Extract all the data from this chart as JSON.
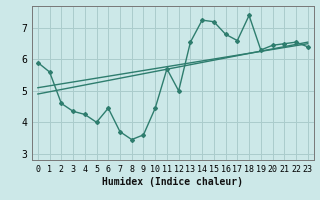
{
  "xlabel": "Humidex (Indice chaleur)",
  "ylabel": "",
  "background_color": "#cce8e8",
  "grid_color": "#aacccc",
  "line_color": "#2e7d6e",
  "xlim": [
    -0.5,
    23.5
  ],
  "ylim": [
    2.8,
    7.7
  ],
  "xticks": [
    0,
    1,
    2,
    3,
    4,
    5,
    6,
    7,
    8,
    9,
    10,
    11,
    12,
    13,
    14,
    15,
    16,
    17,
    18,
    19,
    20,
    21,
    22,
    23
  ],
  "yticks": [
    3,
    4,
    5,
    6,
    7
  ],
  "data_x": [
    0,
    1,
    2,
    3,
    4,
    5,
    6,
    7,
    8,
    9,
    10,
    11,
    12,
    13,
    14,
    15,
    16,
    17,
    18,
    19,
    20,
    21,
    22,
    23
  ],
  "data_y": [
    5.9,
    5.6,
    4.6,
    4.35,
    4.25,
    4.0,
    4.45,
    3.7,
    3.45,
    3.6,
    4.45,
    5.7,
    5.0,
    6.55,
    7.25,
    7.2,
    6.8,
    6.6,
    7.4,
    6.3,
    6.45,
    6.5,
    6.55,
    6.4
  ],
  "trend1_x": [
    0,
    23
  ],
  "trend1_y": [
    4.9,
    6.55
  ],
  "trend2_x": [
    0,
    23
  ],
  "trend2_y": [
    5.1,
    6.5
  ],
  "xlabel_fontsize": 7,
  "tick_fontsize": 6
}
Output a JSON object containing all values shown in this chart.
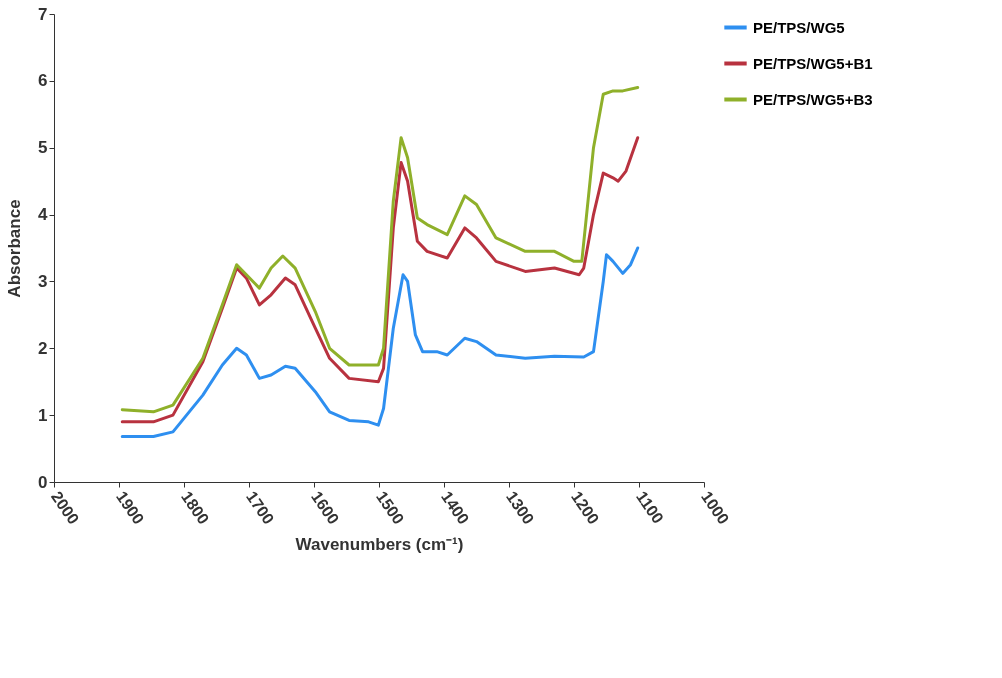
{
  "chart_data": {
    "type": "line",
    "xlabel": "Wavenumbers (cm⁻¹)",
    "ylabel": "Absorbance",
    "xlim": [
      2000,
      1000
    ],
    "xticks": [
      2000,
      1900,
      1800,
      1700,
      1600,
      1500,
      1400,
      1300,
      1200,
      1100,
      1000
    ],
    "ylim": [
      0,
      7
    ],
    "yticks": [
      0,
      1,
      2,
      3,
      4,
      5,
      6,
      7
    ],
    "grid": false,
    "legend": "top right",
    "marker": "none",
    "line_style": "solid",
    "series": [
      {
        "name": "PE/TPS/WG5",
        "color": "#2e8ff0",
        "x": [
          1895,
          1847,
          1817,
          1771,
          1741,
          1719,
          1704,
          1684,
          1666,
          1644,
          1629,
          1598,
          1576,
          1546,
          1516,
          1501,
          1493,
          1478,
          1463,
          1456,
          1444,
          1433,
          1411,
          1395,
          1368,
          1350,
          1320,
          1275,
          1230,
          1185,
          1170,
          1155,
          1150,
          1140,
          1125,
          1113,
          1102
        ],
        "values": [
          0.68,
          0.68,
          0.75,
          1.3,
          1.75,
          2.0,
          1.9,
          1.55,
          1.6,
          1.73,
          1.7,
          1.35,
          1.05,
          0.92,
          0.9,
          0.85,
          1.1,
          2.3,
          3.1,
          3.0,
          2.2,
          1.95,
          1.95,
          1.9,
          2.15,
          2.1,
          1.9,
          1.85,
          1.88,
          1.87,
          1.95,
          3.0,
          3.4,
          3.3,
          3.12,
          3.25,
          3.5
        ]
      },
      {
        "name": "PE/TPS/WG5+B1",
        "color": "#b8323f",
        "x": [
          1895,
          1847,
          1817,
          1771,
          1741,
          1719,
          1704,
          1684,
          1666,
          1644,
          1629,
          1598,
          1576,
          1546,
          1501,
          1493,
          1478,
          1466,
          1456,
          1441,
          1426,
          1395,
          1368,
          1350,
          1320,
          1275,
          1230,
          1192,
          1185,
          1170,
          1155,
          1140,
          1132,
          1120,
          1102
        ],
        "values": [
          0.9,
          0.9,
          1.0,
          1.8,
          2.6,
          3.2,
          3.05,
          2.65,
          2.8,
          3.05,
          2.95,
          2.3,
          1.85,
          1.55,
          1.5,
          1.7,
          3.8,
          4.78,
          4.5,
          3.6,
          3.45,
          3.35,
          3.8,
          3.65,
          3.3,
          3.15,
          3.2,
          3.1,
          3.2,
          4.0,
          4.62,
          4.55,
          4.5,
          4.65,
          5.15
        ]
      },
      {
        "name": "PE/TPS/WG5+B3",
        "color": "#8fb02a",
        "x": [
          1895,
          1847,
          1817,
          1771,
          1741,
          1719,
          1704,
          1684,
          1666,
          1648,
          1629,
          1598,
          1576,
          1546,
          1501,
          1493,
          1478,
          1466,
          1456,
          1441,
          1426,
          1395,
          1368,
          1350,
          1320,
          1275,
          1230,
          1200,
          1188,
          1170,
          1155,
          1140,
          1125,
          1102
        ],
        "values": [
          1.08,
          1.05,
          1.15,
          1.85,
          2.65,
          3.25,
          3.1,
          2.9,
          3.2,
          3.38,
          3.2,
          2.55,
          2.0,
          1.75,
          1.75,
          2.0,
          4.2,
          5.15,
          4.85,
          3.95,
          3.85,
          3.7,
          4.28,
          4.15,
          3.65,
          3.45,
          3.45,
          3.3,
          3.3,
          5.0,
          5.8,
          5.85,
          5.85,
          5.9
        ]
      }
    ]
  }
}
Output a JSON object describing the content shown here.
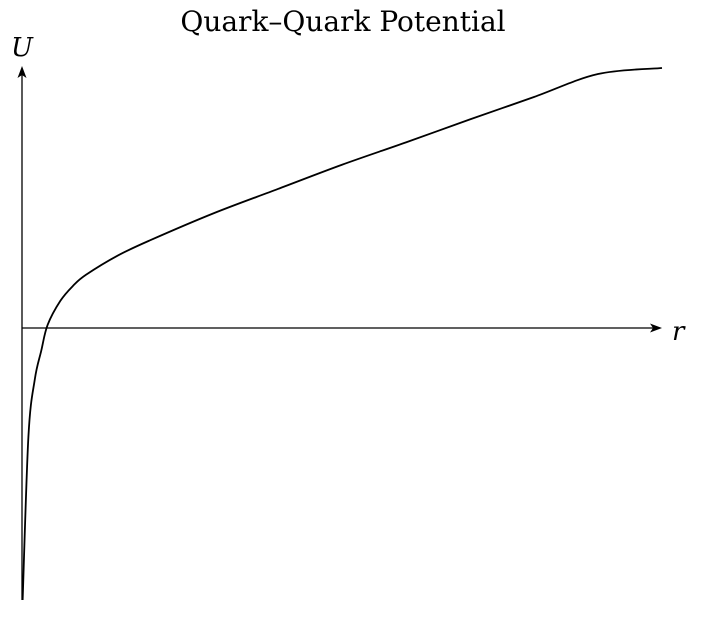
{
  "chart_data": {
    "type": "line",
    "title": "Quark–Quark Potential",
    "xlabel": "r",
    "ylabel": "U",
    "grid": false,
    "xlim": [
      0,
      10
    ],
    "ylim": [
      -4.5,
      4.3
    ],
    "series": [
      {
        "values": [
          {
            "x": 0.01,
            "y": -4.5
          },
          {
            "x": 0.1,
            "y": -1.8
          },
          {
            "x": 0.2,
            "y": -0.85
          },
          {
            "x": 0.3,
            "y": -0.38
          },
          {
            "x": 0.4,
            "y": 0.05
          },
          {
            "x": 0.6,
            "y": 0.45
          },
          {
            "x": 0.8,
            "y": 0.7
          },
          {
            "x": 1.0,
            "y": 0.88
          },
          {
            "x": 1.5,
            "y": 1.2
          },
          {
            "x": 2.0,
            "y": 1.45
          },
          {
            "x": 3.0,
            "y": 1.9
          },
          {
            "x": 4.0,
            "y": 2.3
          },
          {
            "x": 5.0,
            "y": 2.7
          },
          {
            "x": 6.0,
            "y": 3.07
          },
          {
            "x": 7.0,
            "y": 3.45
          },
          {
            "x": 8.0,
            "y": 3.82
          },
          {
            "x": 9.0,
            "y": 4.2
          },
          {
            "x": 10.0,
            "y": 4.3
          }
        ]
      }
    ]
  }
}
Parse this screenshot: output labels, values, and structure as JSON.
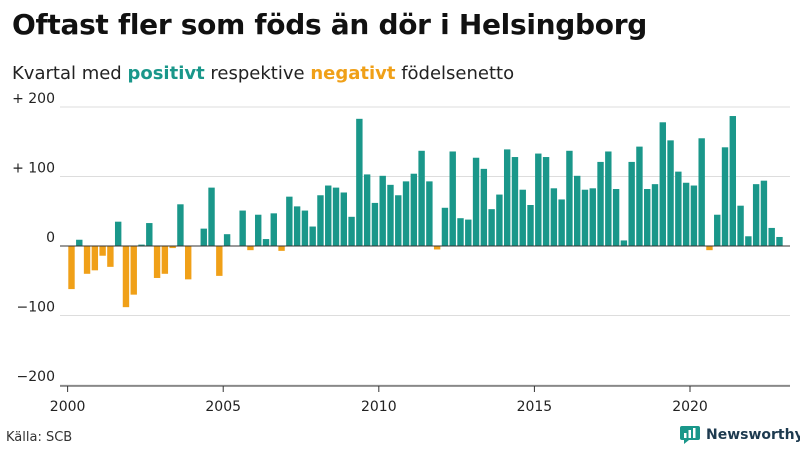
{
  "title": "Oftast fler som föds än dör i Helsingborg",
  "subtitle": {
    "before": "Kvartal med ",
    "positive": "positivt",
    "middle": " respektive ",
    "negative": "negativt",
    "after": " födelsenetto"
  },
  "source": "Källa: SCB",
  "brand": "Newsworthy",
  "colors": {
    "positive": "#1a978a",
    "negative": "#f0a018",
    "brand_icon": "#1a978a"
  },
  "chart_data": {
    "type": "bar",
    "title": "Oftast fler som föds än dör i Helsingborg",
    "subtitle": "Kvartal med positivt respektive negativt födelsenetto",
    "x_start": {
      "year": 2000,
      "quarter": 1
    },
    "x_tick_labels": [
      "2000",
      "2005",
      "2010",
      "2015",
      "2020"
    ],
    "y_tick_values": [
      200,
      100,
      0,
      -100,
      -200
    ],
    "y_tick_labels": [
      "+ 200",
      "+ 100",
      "0",
      "−100",
      "−200"
    ],
    "ylim": [
      -200,
      200
    ],
    "grid": true,
    "values": [
      -62,
      9,
      -40,
      -35,
      -14,
      -30,
      35,
      -88,
      -70,
      2,
      33,
      -46,
      -40,
      -3,
      60,
      -48,
      0,
      25,
      84,
      -43,
      17,
      0,
      51,
      -6,
      45,
      10,
      47,
      -7,
      71,
      57,
      51,
      28,
      73,
      87,
      84,
      77,
      42,
      183,
      103,
      62,
      101,
      88,
      73,
      93,
      104,
      137,
      93,
      -5,
      55,
      136,
      40,
      38,
      127,
      111,
      53,
      74,
      139,
      128,
      81,
      59,
      133,
      128,
      83,
      67,
      137,
      101,
      81,
      83,
      121,
      136,
      82,
      8,
      121,
      143,
      82,
      89,
      178,
      152,
      107,
      91,
      87,
      155,
      -6,
      45,
      142,
      187,
      58,
      14,
      89,
      94,
      26,
      13
    ]
  }
}
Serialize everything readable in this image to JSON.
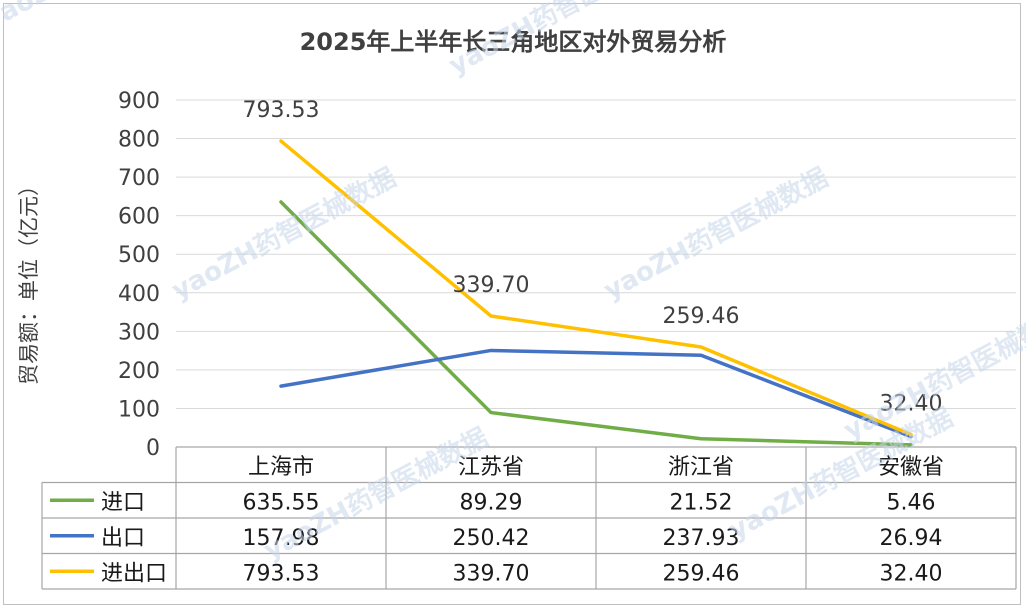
{
  "chart_data": {
    "type": "line",
    "title": "2025年上半年长三角地区对外贸易分析",
    "ylabel": "贸易额：单位（亿元）",
    "xlabel": "",
    "ylim": [
      0,
      900
    ],
    "yticks": [
      "0",
      "100",
      "200",
      "300",
      "400",
      "500",
      "600",
      "700",
      "800",
      "900"
    ],
    "categories": [
      "上海市",
      "江苏省",
      "浙江省",
      "安徽省"
    ],
    "series": [
      {
        "name": "进口",
        "color": "#70ad47",
        "values": [
          635.55,
          89.29,
          21.52,
          5.46
        ],
        "labels": [
          "635.55",
          "89.29",
          "21.52",
          "5.46"
        ]
      },
      {
        "name": "出口",
        "color": "#4472c4",
        "values": [
          157.98,
          250.42,
          237.93,
          26.94
        ],
        "labels": [
          "157.98",
          "250.42",
          "237.93",
          "26.94"
        ]
      },
      {
        "name": "进出口",
        "color": "#ffc000",
        "values": [
          793.53,
          339.7,
          259.46,
          32.4
        ],
        "labels": [
          "793.53",
          "339.70",
          "259.46",
          "32.40"
        ]
      }
    ],
    "data_labels": {
      "series": "进出口",
      "values": [
        "793.53",
        "339.70",
        "259.46",
        "32.40"
      ]
    },
    "grid": true,
    "legend": "data-table"
  },
  "watermark": {
    "text": "yaoZH药智医械数据"
  }
}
━━━━━━━━━━━━━━━━━━━━
From the line that holds "Serialize everything readable" to the last line of the records, please copy each line exactly and nothing else. Pictures stay out.

Serialize everything readable in this image to JSON.
{
  "chart_data": {
    "type": "line",
    "title": "2025年上半年长三角地区对外贸易分析",
    "ylabel": "贸易额：单位（亿元）",
    "xlabel": "",
    "ylim": [
      0,
      900
    ],
    "yticks": [
      "0",
      "100",
      "200",
      "300",
      "400",
      "500",
      "600",
      "700",
      "800",
      "900"
    ],
    "categories": [
      "上海市",
      "江苏省",
      "浙江省",
      "安徽省"
    ],
    "series": [
      {
        "name": "进口",
        "color": "#70ad47",
        "values": [
          635.55,
          89.29,
          21.52,
          5.46
        ],
        "labels": [
          "635.55",
          "89.29",
          "21.52",
          "5.46"
        ]
      },
      {
        "name": "出口",
        "color": "#4472c4",
        "values": [
          157.98,
          250.42,
          237.93,
          26.94
        ],
        "labels": [
          "157.98",
          "250.42",
          "237.93",
          "26.94"
        ]
      },
      {
        "name": "进出口",
        "color": "#ffc000",
        "values": [
          793.53,
          339.7,
          259.46,
          32.4
        ],
        "labels": [
          "793.53",
          "339.70",
          "259.46",
          "32.40"
        ]
      }
    ],
    "data_labels": {
      "series": "进出口",
      "values": [
        "793.53",
        "339.70",
        "259.46",
        "32.40"
      ]
    },
    "grid": true,
    "legend": "data-table"
  },
  "watermark": {
    "text": "yaoZH药智医械数据"
  }
}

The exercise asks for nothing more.